--- MATERIAL TO PROCESS ---
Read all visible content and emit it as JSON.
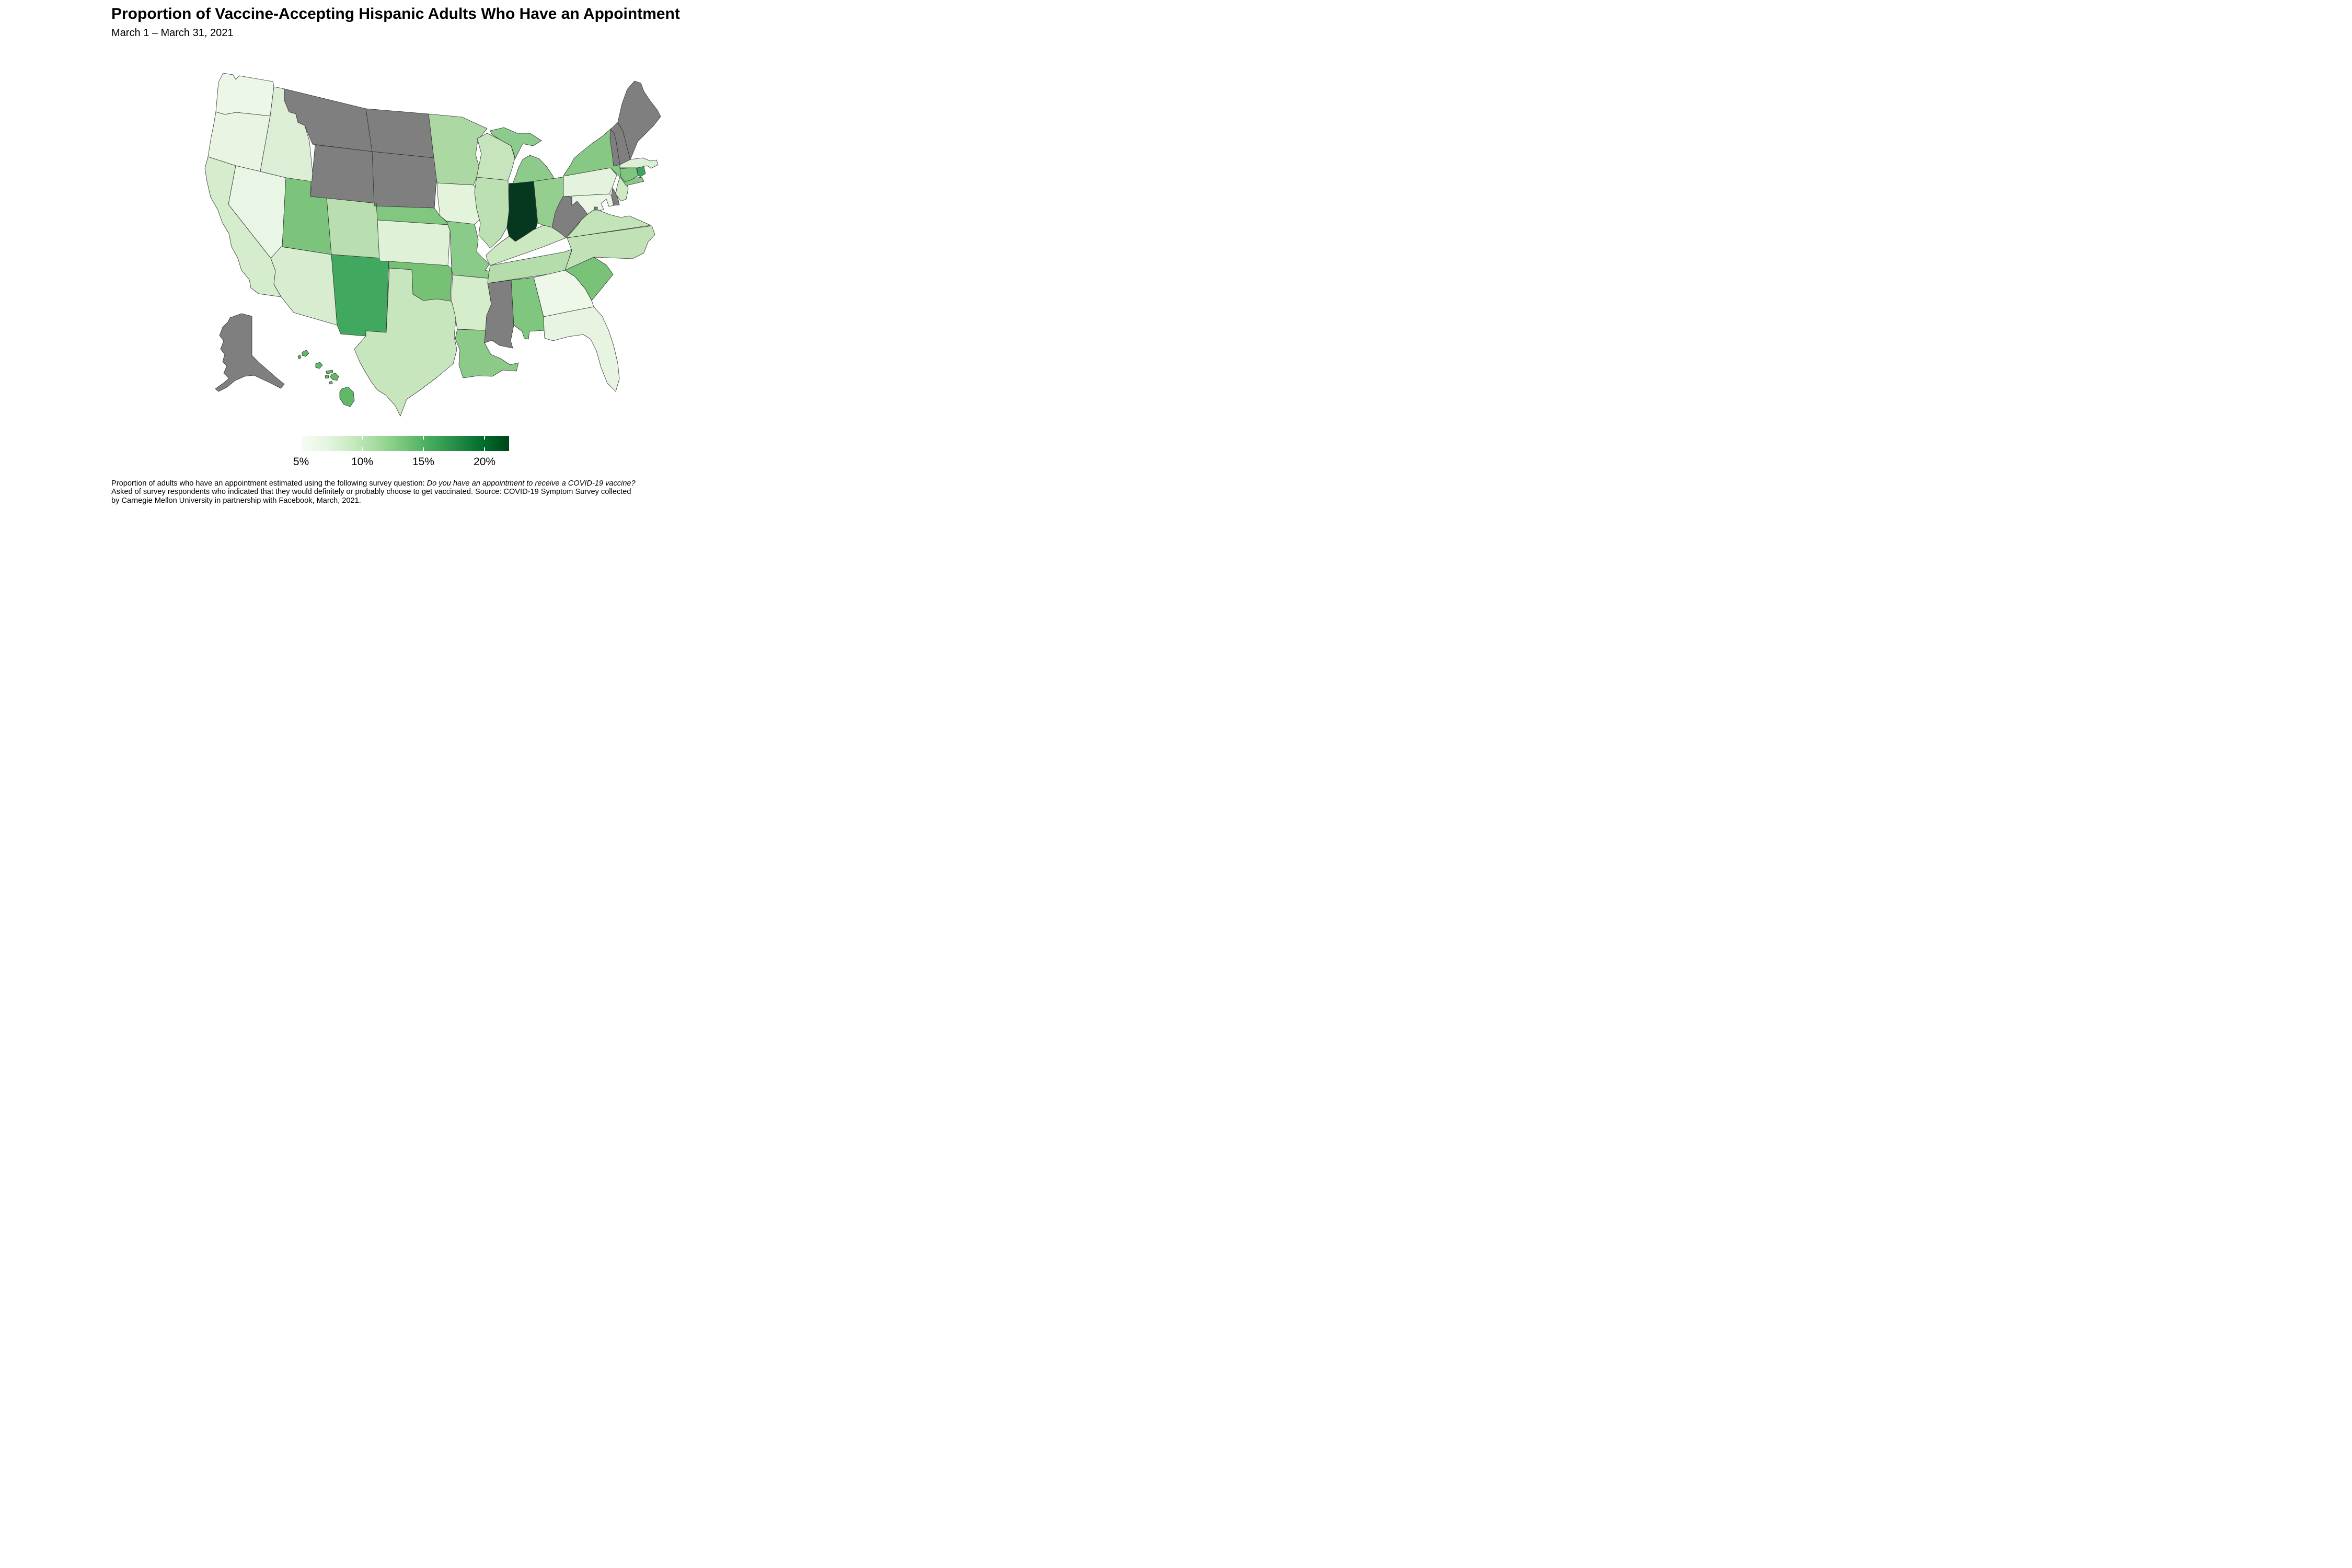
{
  "title": "Proportion of Vaccine-Accepting Hispanic Adults Who Have an Appointment",
  "subtitle": "March 1 – March 31, 2021",
  "legend": {
    "tick_labels": [
      "5%",
      "10%",
      "15%",
      "20%"
    ],
    "tick_positions_pct": [
      0,
      29.4,
      58.8,
      88.2
    ],
    "gradient_colors": [
      "#F7FCF5",
      "#E5F5E0",
      "#C7E9C0",
      "#A1D99B",
      "#74C476",
      "#41AB5D",
      "#238B45",
      "#006D2C",
      "#00441B"
    ],
    "na_color": "#7F7F7F"
  },
  "footnote": {
    "line1_normal": "Proportion of adults who have an appointment estimated using the following survey question: ",
    "line1_italic": "Do you have an appointment to receive a COVID-19 vaccine?",
    "line2": "Asked of survey respondents who indicated that they would definitely or probably choose to get vaccinated. Source: COVID-19 Symptom Survey collected",
    "line3": "by Carnegie Mellon University in partnership with Facebook, March, 2021."
  },
  "chart_data": {
    "type": "choropleth",
    "geography": "US states (Albers-style layout, AK and HI inset)",
    "metric": "Proportion of vaccine-accepting Hispanic adults who have a COVID-19 vaccine appointment",
    "unit": "percent",
    "date_range": "March 1 – March 31, 2021",
    "legend_range": [
      5,
      22
    ],
    "no_data_color": "#7F7F7F",
    "states": [
      {
        "id": "WA",
        "name": "Washington",
        "value": 5.8,
        "color": "#ECF7E8"
      },
      {
        "id": "OR",
        "name": "Oregon",
        "value": 5.9,
        "color": "#E9F5E2"
      },
      {
        "id": "CA",
        "name": "California",
        "value": 7.4,
        "color": "#D5ECCD"
      },
      {
        "id": "NV",
        "name": "Nevada",
        "value": 5.9,
        "color": "#EAF6E5"
      },
      {
        "id": "ID",
        "name": "Idaho",
        "value": 6.8,
        "color": "#DCEFD6"
      },
      {
        "id": "MT",
        "name": "Montana",
        "value": null,
        "color": "#7F7F7F"
      },
      {
        "id": "WY",
        "name": "Wyoming",
        "value": null,
        "color": "#7F7F7F"
      },
      {
        "id": "UT",
        "name": "Utah",
        "value": 12.8,
        "color": "#7CC47C"
      },
      {
        "id": "AZ",
        "name": "Arizona",
        "value": 7.4,
        "color": "#D8EDD0"
      },
      {
        "id": "CO",
        "name": "Colorado",
        "value": 9.3,
        "color": "#B9DFB0"
      },
      {
        "id": "NM",
        "name": "New Mexico",
        "value": 15.8,
        "color": "#41A85F"
      },
      {
        "id": "ND",
        "name": "North Dakota",
        "value": null,
        "color": "#7F7F7F"
      },
      {
        "id": "SD",
        "name": "South Dakota",
        "value": null,
        "color": "#7F7F7F"
      },
      {
        "id": "NE",
        "name": "Nebraska",
        "value": 12.4,
        "color": "#82C77F"
      },
      {
        "id": "KS",
        "name": "Kansas",
        "value": 6.7,
        "color": "#DFF2D8"
      },
      {
        "id": "OK",
        "name": "Oklahoma",
        "value": 13.0,
        "color": "#77C175"
      },
      {
        "id": "TX",
        "name": "Texas",
        "value": 8.2,
        "color": "#C8E6BE"
      },
      {
        "id": "MN",
        "name": "Minnesota",
        "value": 10.0,
        "color": "#ABD8A3"
      },
      {
        "id": "IA",
        "name": "Iowa",
        "value": 6.4,
        "color": "#E3F3DC"
      },
      {
        "id": "MO",
        "name": "Missouri",
        "value": 12.0,
        "color": "#8BCB8A"
      },
      {
        "id": "AR",
        "name": "Arkansas",
        "value": 7.3,
        "color": "#D5EDCB"
      },
      {
        "id": "LA",
        "name": "Louisiana",
        "value": 11.9,
        "color": "#8BCA89"
      },
      {
        "id": "WI",
        "name": "Wisconsin",
        "value": 8.8,
        "color": "#C6E5BC"
      },
      {
        "id": "IL",
        "name": "Illinois",
        "value": 9.5,
        "color": "#BCE0B2"
      },
      {
        "id": "IN",
        "name": "Indiana",
        "value": 23.0,
        "color": "#05381E"
      },
      {
        "id": "MI",
        "name": "Michigan",
        "value": 11.8,
        "color": "#8CCB8B"
      },
      {
        "id": "OH",
        "name": "Ohio",
        "value": 11.3,
        "color": "#95CF90"
      },
      {
        "id": "KY",
        "name": "Kentucky",
        "value": 8.6,
        "color": "#CBE8C1"
      },
      {
        "id": "TN",
        "name": "Tennessee",
        "value": 9.7,
        "color": "#B5DCAB"
      },
      {
        "id": "MS",
        "name": "Mississippi",
        "value": null,
        "color": "#7F7F7F"
      },
      {
        "id": "AL",
        "name": "Alabama",
        "value": 12.5,
        "color": "#7FC67E"
      },
      {
        "id": "GA",
        "name": "Georgia",
        "value": 5.5,
        "color": "#EDF8E9"
      },
      {
        "id": "FL",
        "name": "Florida",
        "value": 6.1,
        "color": "#E7F4E1"
      },
      {
        "id": "SC",
        "name": "South Carolina",
        "value": 13.1,
        "color": "#79C379"
      },
      {
        "id": "NC",
        "name": "North Carolina",
        "value": 9.1,
        "color": "#C0E2B6"
      },
      {
        "id": "VA",
        "name": "Virginia",
        "value": 9.0,
        "color": "#C3E4B9"
      },
      {
        "id": "WV",
        "name": "West Virginia",
        "value": null,
        "color": "#7F7F7F"
      },
      {
        "id": "MD",
        "name": "Maryland",
        "value": 5.8,
        "color": "#E9F6E4"
      },
      {
        "id": "DE",
        "name": "Delaware",
        "value": null,
        "color": "#7F7F7F"
      },
      {
        "id": "NJ",
        "name": "New Jersey",
        "value": 8.4,
        "color": "#CFE9C5"
      },
      {
        "id": "PA",
        "name": "Pennsylvania",
        "value": 6.2,
        "color": "#E4F3DD"
      },
      {
        "id": "NY",
        "name": "New York",
        "value": 12.2,
        "color": "#86C884"
      },
      {
        "id": "CT",
        "name": "Connecticut",
        "value": 12.6,
        "color": "#7FC57E"
      },
      {
        "id": "RI",
        "name": "Rhode Island",
        "value": 16.0,
        "color": "#41A55F"
      },
      {
        "id": "MA",
        "name": "Massachusetts",
        "value": 6.6,
        "color": "#DDF0D6"
      },
      {
        "id": "VT",
        "name": "Vermont",
        "value": null,
        "color": "#7F7F7F"
      },
      {
        "id": "NH",
        "name": "New Hampshire",
        "value": null,
        "color": "#7F7F7F"
      },
      {
        "id": "ME",
        "name": "Maine",
        "value": null,
        "color": "#7F7F7F"
      },
      {
        "id": "AK",
        "name": "Alaska",
        "value": null,
        "color": "#7F7F7F"
      },
      {
        "id": "HI",
        "name": "Hawaii",
        "value": 13.5,
        "color": "#60B869"
      },
      {
        "id": "DC",
        "name": "District of Columbia",
        "value": null,
        "color": "#7F7F7F"
      }
    ]
  }
}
---
### SET EXERCISE
Identify each line holding the string "Proportion", and copy it out.

### FINAL RESULT
  "title": "Proportion of Vaccine-Accepting Hispanic Adults Who Have an Appointment",
    "line1_normal": "Proportion of adults who have an appointment estimated using the following survey question: ",
    "metric": "Proportion of vaccine-accepting Hispanic adults who have a COVID-19 vaccine appointment",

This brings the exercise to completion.